> _Records excerpted from a collection_

____

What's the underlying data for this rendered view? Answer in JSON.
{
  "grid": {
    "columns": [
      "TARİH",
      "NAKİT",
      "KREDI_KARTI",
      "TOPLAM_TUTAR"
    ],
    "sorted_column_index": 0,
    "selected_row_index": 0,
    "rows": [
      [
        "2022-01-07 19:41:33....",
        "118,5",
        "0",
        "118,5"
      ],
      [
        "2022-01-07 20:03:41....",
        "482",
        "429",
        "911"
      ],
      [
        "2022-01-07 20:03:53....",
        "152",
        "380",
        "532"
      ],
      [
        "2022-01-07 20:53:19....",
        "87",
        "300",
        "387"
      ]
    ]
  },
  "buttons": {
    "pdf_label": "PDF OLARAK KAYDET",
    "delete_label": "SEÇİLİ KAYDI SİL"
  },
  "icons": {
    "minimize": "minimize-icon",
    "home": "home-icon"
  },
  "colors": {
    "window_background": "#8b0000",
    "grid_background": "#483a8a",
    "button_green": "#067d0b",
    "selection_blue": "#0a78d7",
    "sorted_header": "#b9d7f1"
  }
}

____

> _What is expected_
Extract the entries above verbatim.

> _Answer to the problem_
What's the underlying data for this rendered view? Answer in JSON.
{
  "grid": {
    "columns": [
      "TARİH",
      "NAKİT",
      "KREDI_KARTI",
      "TOPLAM_TUTAR"
    ],
    "sorted_column_index": 0,
    "selected_row_index": 0,
    "rows": [
      [
        "2022-01-07 19:41:33....",
        "118,5",
        "0",
        "118,5"
      ],
      [
        "2022-01-07 20:03:41....",
        "482",
        "429",
        "911"
      ],
      [
        "2022-01-07 20:03:53....",
        "152",
        "380",
        "532"
      ],
      [
        "2022-01-07 20:53:19....",
        "87",
        "300",
        "387"
      ]
    ]
  },
  "buttons": {
    "pdf_label": "PDF OLARAK KAYDET",
    "delete_label": "SEÇİLİ KAYDI SİL"
  },
  "icons": {
    "minimize": "minimize-icon",
    "home": "home-icon"
  },
  "colors": {
    "window_background": "#8b0000",
    "grid_background": "#483a8a",
    "button_green": "#067d0b",
    "selection_blue": "#0a78d7",
    "sorted_header": "#b9d7f1"
  }
}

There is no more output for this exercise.